-- Problem to solve --
The records below are to be quoted in full; please keep every word exact.
------------------------------------------------------------------------
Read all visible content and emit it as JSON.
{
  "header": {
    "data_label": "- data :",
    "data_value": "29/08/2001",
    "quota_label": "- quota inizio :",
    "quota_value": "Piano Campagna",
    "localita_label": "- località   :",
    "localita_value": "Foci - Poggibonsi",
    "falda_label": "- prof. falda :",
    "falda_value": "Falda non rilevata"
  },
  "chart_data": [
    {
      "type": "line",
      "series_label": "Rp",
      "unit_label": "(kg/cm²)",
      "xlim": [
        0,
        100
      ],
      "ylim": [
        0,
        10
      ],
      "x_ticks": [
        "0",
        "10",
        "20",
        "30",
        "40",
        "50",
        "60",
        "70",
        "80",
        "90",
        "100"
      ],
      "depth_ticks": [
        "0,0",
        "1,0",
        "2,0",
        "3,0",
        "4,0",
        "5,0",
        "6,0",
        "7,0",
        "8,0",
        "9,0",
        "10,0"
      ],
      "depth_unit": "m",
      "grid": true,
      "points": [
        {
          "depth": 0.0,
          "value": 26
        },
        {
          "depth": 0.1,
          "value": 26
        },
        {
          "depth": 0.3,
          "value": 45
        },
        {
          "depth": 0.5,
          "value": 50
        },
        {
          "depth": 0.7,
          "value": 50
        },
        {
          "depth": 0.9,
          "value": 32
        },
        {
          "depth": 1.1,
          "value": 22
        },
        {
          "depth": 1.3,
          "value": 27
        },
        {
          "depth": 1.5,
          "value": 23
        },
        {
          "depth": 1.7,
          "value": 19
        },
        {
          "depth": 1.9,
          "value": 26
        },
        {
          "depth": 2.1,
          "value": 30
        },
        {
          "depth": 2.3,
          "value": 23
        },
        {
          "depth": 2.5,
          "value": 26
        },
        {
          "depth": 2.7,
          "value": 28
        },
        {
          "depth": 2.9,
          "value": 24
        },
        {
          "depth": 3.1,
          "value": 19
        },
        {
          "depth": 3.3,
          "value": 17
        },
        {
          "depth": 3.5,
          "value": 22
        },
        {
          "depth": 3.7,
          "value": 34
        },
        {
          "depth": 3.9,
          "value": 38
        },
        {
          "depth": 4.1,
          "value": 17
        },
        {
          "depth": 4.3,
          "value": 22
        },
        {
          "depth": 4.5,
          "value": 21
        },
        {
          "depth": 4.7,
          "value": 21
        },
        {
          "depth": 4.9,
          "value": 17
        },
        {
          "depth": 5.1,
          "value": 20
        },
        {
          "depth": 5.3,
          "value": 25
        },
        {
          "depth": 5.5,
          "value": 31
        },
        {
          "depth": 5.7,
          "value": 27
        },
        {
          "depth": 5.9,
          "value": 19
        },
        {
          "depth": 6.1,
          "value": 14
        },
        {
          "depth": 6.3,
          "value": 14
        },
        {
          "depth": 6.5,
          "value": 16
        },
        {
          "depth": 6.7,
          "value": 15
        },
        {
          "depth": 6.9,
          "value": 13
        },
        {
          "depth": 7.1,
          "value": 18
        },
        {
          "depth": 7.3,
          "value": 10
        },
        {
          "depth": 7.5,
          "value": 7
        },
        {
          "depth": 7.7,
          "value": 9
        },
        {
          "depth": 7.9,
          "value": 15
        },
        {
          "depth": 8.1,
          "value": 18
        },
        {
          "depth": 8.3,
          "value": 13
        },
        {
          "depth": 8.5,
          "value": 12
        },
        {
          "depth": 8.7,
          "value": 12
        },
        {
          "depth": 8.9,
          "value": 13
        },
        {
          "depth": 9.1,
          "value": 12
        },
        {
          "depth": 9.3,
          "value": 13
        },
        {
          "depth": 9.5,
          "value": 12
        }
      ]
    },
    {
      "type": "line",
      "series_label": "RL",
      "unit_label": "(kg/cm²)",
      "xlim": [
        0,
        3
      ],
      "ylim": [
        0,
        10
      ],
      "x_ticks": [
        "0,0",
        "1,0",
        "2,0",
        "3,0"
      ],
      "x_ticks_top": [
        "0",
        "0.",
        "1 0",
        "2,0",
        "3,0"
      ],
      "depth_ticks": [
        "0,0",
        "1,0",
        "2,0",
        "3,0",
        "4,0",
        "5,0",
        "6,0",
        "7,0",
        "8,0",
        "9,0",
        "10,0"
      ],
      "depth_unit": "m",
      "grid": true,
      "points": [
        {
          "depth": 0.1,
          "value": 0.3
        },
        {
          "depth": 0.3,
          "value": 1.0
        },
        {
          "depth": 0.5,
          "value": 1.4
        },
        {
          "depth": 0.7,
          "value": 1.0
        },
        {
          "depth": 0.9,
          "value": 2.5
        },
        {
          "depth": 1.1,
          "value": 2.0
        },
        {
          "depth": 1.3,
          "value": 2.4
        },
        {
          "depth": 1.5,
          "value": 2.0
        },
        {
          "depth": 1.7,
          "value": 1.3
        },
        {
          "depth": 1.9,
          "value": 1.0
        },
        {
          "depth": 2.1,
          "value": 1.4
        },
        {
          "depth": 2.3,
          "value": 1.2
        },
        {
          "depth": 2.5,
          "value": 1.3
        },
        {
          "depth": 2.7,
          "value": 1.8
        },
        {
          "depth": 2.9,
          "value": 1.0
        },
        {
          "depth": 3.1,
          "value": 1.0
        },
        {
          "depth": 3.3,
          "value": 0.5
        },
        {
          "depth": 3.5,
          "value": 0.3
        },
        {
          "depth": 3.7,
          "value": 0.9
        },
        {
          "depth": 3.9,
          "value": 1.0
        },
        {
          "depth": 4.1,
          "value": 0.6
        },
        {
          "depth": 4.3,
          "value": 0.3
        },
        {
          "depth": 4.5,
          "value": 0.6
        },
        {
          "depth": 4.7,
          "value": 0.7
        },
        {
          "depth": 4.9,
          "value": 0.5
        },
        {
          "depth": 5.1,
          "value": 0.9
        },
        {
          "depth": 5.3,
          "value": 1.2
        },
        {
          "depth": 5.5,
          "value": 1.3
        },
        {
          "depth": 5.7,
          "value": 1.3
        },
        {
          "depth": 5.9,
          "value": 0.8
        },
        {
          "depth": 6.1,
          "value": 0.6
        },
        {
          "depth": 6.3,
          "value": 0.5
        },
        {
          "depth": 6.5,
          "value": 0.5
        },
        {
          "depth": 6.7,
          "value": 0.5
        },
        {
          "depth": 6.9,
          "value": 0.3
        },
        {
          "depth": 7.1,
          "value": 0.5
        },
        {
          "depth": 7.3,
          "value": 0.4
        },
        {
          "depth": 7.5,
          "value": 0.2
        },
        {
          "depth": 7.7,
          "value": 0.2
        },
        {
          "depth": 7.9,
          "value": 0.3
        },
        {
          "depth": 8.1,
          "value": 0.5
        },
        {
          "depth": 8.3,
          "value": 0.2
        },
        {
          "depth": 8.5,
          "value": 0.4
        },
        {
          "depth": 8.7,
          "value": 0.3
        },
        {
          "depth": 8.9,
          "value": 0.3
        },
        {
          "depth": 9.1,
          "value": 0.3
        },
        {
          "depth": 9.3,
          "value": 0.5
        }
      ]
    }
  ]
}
------------------------------------------------------------------------
-- Solution for this problem --
Read all visible content and emit it as JSON.
{
  "header": {
    "data_label": "- data :",
    "data_value": "29/08/2001",
    "quota_label": "- quota inizio :",
    "quota_value": "Piano Campagna",
    "localita_label": "- località   :",
    "localita_value": "Foci - Poggibonsi",
    "falda_label": "- prof. falda :",
    "falda_value": "Falda non rilevata"
  },
  "chart_data": [
    {
      "type": "line",
      "series_label": "Rp",
      "unit_label": "(kg/cm²)",
      "xlim": [
        0,
        100
      ],
      "ylim": [
        0,
        10
      ],
      "x_ticks": [
        "0",
        "10",
        "20",
        "30",
        "40",
        "50",
        "60",
        "70",
        "80",
        "90",
        "100"
      ],
      "depth_ticks": [
        "0,0",
        "1,0",
        "2,0",
        "3,0",
        "4,0",
        "5,0",
        "6,0",
        "7,0",
        "8,0",
        "9,0",
        "10,0"
      ],
      "depth_unit": "m",
      "grid": true,
      "points": [
        {
          "depth": 0.0,
          "value": 26
        },
        {
          "depth": 0.1,
          "value": 26
        },
        {
          "depth": 0.3,
          "value": 45
        },
        {
          "depth": 0.5,
          "value": 50
        },
        {
          "depth": 0.7,
          "value": 50
        },
        {
          "depth": 0.9,
          "value": 32
        },
        {
          "depth": 1.1,
          "value": 22
        },
        {
          "depth": 1.3,
          "value": 27
        },
        {
          "depth": 1.5,
          "value": 23
        },
        {
          "depth": 1.7,
          "value": 19
        },
        {
          "depth": 1.9,
          "value": 26
        },
        {
          "depth": 2.1,
          "value": 30
        },
        {
          "depth": 2.3,
          "value": 23
        },
        {
          "depth": 2.5,
          "value": 26
        },
        {
          "depth": 2.7,
          "value": 28
        },
        {
          "depth": 2.9,
          "value": 24
        },
        {
          "depth": 3.1,
          "value": 19
        },
        {
          "depth": 3.3,
          "value": 17
        },
        {
          "depth": 3.5,
          "value": 22
        },
        {
          "depth": 3.7,
          "value": 34
        },
        {
          "depth": 3.9,
          "value": 38
        },
        {
          "depth": 4.1,
          "value": 17
        },
        {
          "depth": 4.3,
          "value": 22
        },
        {
          "depth": 4.5,
          "value": 21
        },
        {
          "depth": 4.7,
          "value": 21
        },
        {
          "depth": 4.9,
          "value": 17
        },
        {
          "depth": 5.1,
          "value": 20
        },
        {
          "depth": 5.3,
          "value": 25
        },
        {
          "depth": 5.5,
          "value": 31
        },
        {
          "depth": 5.7,
          "value": 27
        },
        {
          "depth": 5.9,
          "value": 19
        },
        {
          "depth": 6.1,
          "value": 14
        },
        {
          "depth": 6.3,
          "value": 14
        },
        {
          "depth": 6.5,
          "value": 16
        },
        {
          "depth": 6.7,
          "value": 15
        },
        {
          "depth": 6.9,
          "value": 13
        },
        {
          "depth": 7.1,
          "value": 18
        },
        {
          "depth": 7.3,
          "value": 10
        },
        {
          "depth": 7.5,
          "value": 7
        },
        {
          "depth": 7.7,
          "value": 9
        },
        {
          "depth": 7.9,
          "value": 15
        },
        {
          "depth": 8.1,
          "value": 18
        },
        {
          "depth": 8.3,
          "value": 13
        },
        {
          "depth": 8.5,
          "value": 12
        },
        {
          "depth": 8.7,
          "value": 12
        },
        {
          "depth": 8.9,
          "value": 13
        },
        {
          "depth": 9.1,
          "value": 12
        },
        {
          "depth": 9.3,
          "value": 13
        },
        {
          "depth": 9.5,
          "value": 12
        }
      ]
    },
    {
      "type": "line",
      "series_label": "RL",
      "unit_label": "(kg/cm²)",
      "xlim": [
        0,
        3
      ],
      "ylim": [
        0,
        10
      ],
      "x_ticks": [
        "0,0",
        "1,0",
        "2,0",
        "3,0"
      ],
      "x_ticks_top": [
        "0",
        "0.",
        "1 0",
        "2,0",
        "3,0"
      ],
      "depth_ticks": [
        "0,0",
        "1,0",
        "2,0",
        "3,0",
        "4,0",
        "5,0",
        "6,0",
        "7,0",
        "8,0",
        "9,0",
        "10,0"
      ],
      "depth_unit": "m",
      "grid": true,
      "points": [
        {
          "depth": 0.1,
          "value": 0.3
        },
        {
          "depth": 0.3,
          "value": 1.0
        },
        {
          "depth": 0.5,
          "value": 1.4
        },
        {
          "depth": 0.7,
          "value": 1.0
        },
        {
          "depth": 0.9,
          "value": 2.5
        },
        {
          "depth": 1.1,
          "value": 2.0
        },
        {
          "depth": 1.3,
          "value": 2.4
        },
        {
          "depth": 1.5,
          "value": 2.0
        },
        {
          "depth": 1.7,
          "value": 1.3
        },
        {
          "depth": 1.9,
          "value": 1.0
        },
        {
          "depth": 2.1,
          "value": 1.4
        },
        {
          "depth": 2.3,
          "value": 1.2
        },
        {
          "depth": 2.5,
          "value": 1.3
        },
        {
          "depth": 2.7,
          "value": 1.8
        },
        {
          "depth": 2.9,
          "value": 1.0
        },
        {
          "depth": 3.1,
          "value": 1.0
        },
        {
          "depth": 3.3,
          "value": 0.5
        },
        {
          "depth": 3.5,
          "value": 0.3
        },
        {
          "depth": 3.7,
          "value": 0.9
        },
        {
          "depth": 3.9,
          "value": 1.0
        },
        {
          "depth": 4.1,
          "value": 0.6
        },
        {
          "depth": 4.3,
          "value": 0.3
        },
        {
          "depth": 4.5,
          "value": 0.6
        },
        {
          "depth": 4.7,
          "value": 0.7
        },
        {
          "depth": 4.9,
          "value": 0.5
        },
        {
          "depth": 5.1,
          "value": 0.9
        },
        {
          "depth": 5.3,
          "value": 1.2
        },
        {
          "depth": 5.5,
          "value": 1.3
        },
        {
          "depth": 5.7,
          "value": 1.3
        },
        {
          "depth": 5.9,
          "value": 0.8
        },
        {
          "depth": 6.1,
          "value": 0.6
        },
        {
          "depth": 6.3,
          "value": 0.5
        },
        {
          "depth": 6.5,
          "value": 0.5
        },
        {
          "depth": 6.7,
          "value": 0.5
        },
        {
          "depth": 6.9,
          "value": 0.3
        },
        {
          "depth": 7.1,
          "value": 0.5
        },
        {
          "depth": 7.3,
          "value": 0.4
        },
        {
          "depth": 7.5,
          "value": 0.2
        },
        {
          "depth": 7.7,
          "value": 0.2
        },
        {
          "depth": 7.9,
          "value": 0.3
        },
        {
          "depth": 8.1,
          "value": 0.5
        },
        {
          "depth": 8.3,
          "value": 0.2
        },
        {
          "depth": 8.5,
          "value": 0.4
        },
        {
          "depth": 8.7,
          "value": 0.3
        },
        {
          "depth": 8.9,
          "value": 0.3
        },
        {
          "depth": 9.1,
          "value": 0.3
        },
        {
          "depth": 9.3,
          "value": 0.5
        }
      ]
    }
  ]
}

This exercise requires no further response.